• [Problem details]
Copy out every line that contains the word "labels".

• [Given entries]
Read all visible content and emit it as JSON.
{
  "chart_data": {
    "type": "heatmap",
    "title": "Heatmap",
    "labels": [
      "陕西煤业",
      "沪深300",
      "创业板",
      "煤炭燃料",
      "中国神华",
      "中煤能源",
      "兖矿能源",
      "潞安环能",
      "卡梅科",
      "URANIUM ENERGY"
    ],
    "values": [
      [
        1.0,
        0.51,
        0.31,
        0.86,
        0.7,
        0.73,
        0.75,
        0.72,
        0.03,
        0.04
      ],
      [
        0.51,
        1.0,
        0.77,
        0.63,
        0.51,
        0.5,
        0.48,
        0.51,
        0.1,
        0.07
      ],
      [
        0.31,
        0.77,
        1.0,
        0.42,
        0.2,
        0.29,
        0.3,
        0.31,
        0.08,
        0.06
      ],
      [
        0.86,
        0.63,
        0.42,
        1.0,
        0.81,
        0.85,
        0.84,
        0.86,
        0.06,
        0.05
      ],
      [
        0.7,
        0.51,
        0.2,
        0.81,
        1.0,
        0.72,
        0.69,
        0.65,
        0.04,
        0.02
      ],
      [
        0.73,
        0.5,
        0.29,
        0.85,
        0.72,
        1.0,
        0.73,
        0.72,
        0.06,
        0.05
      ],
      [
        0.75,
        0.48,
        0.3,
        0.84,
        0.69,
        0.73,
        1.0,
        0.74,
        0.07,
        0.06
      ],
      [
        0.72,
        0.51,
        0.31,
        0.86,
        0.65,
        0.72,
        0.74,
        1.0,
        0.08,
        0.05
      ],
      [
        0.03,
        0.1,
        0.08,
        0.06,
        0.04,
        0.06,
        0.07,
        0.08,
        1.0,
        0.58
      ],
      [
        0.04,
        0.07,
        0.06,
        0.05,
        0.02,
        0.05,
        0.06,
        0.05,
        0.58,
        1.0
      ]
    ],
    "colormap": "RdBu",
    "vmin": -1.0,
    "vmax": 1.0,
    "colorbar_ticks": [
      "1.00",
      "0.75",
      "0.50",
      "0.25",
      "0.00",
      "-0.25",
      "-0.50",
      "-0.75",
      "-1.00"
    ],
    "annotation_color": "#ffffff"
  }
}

...

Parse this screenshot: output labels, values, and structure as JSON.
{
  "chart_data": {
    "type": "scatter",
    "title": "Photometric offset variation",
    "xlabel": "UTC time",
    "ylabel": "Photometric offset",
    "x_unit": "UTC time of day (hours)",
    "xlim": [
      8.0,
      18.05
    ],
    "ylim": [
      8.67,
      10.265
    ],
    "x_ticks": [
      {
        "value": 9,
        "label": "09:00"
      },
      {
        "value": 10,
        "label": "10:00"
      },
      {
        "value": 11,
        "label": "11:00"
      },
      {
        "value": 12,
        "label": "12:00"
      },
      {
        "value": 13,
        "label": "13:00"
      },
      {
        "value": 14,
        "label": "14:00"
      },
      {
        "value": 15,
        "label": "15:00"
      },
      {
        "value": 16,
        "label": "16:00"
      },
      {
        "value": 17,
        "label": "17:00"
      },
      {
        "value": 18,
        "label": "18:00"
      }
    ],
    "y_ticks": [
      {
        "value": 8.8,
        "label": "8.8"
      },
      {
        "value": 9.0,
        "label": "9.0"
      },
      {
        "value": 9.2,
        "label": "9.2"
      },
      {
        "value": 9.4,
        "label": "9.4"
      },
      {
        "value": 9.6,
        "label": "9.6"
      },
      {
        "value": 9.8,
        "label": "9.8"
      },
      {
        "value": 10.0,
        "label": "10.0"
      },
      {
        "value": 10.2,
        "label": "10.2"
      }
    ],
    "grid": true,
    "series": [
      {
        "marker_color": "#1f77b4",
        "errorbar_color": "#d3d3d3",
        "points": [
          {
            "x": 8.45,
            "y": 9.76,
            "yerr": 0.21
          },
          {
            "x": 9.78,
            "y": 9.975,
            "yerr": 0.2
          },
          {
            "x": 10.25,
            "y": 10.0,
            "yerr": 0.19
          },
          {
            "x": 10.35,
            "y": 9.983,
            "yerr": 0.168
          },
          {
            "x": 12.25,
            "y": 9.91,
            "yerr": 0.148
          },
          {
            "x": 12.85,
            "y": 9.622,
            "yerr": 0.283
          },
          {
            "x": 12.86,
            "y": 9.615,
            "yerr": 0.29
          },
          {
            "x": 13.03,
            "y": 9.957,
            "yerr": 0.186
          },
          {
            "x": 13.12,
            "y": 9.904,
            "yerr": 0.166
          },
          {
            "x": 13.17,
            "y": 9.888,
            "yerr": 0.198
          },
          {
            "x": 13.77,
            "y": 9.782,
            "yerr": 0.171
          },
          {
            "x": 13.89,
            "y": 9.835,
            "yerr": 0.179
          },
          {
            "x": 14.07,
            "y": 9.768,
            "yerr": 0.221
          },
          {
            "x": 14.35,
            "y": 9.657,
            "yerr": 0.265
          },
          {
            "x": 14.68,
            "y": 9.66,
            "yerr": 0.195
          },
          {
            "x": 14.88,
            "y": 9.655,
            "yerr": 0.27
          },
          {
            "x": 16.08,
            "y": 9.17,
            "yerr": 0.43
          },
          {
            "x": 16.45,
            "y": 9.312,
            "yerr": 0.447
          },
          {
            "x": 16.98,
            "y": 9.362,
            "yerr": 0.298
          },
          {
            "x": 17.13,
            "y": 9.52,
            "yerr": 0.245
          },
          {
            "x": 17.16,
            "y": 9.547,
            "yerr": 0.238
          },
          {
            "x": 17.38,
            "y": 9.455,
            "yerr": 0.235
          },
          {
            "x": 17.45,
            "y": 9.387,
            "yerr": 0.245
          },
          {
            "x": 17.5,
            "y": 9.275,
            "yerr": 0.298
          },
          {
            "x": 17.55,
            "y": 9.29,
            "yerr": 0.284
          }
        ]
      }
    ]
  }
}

• [Task output]
    "labels": [
Parse this screenshot: output labels, values, and structure as JSON.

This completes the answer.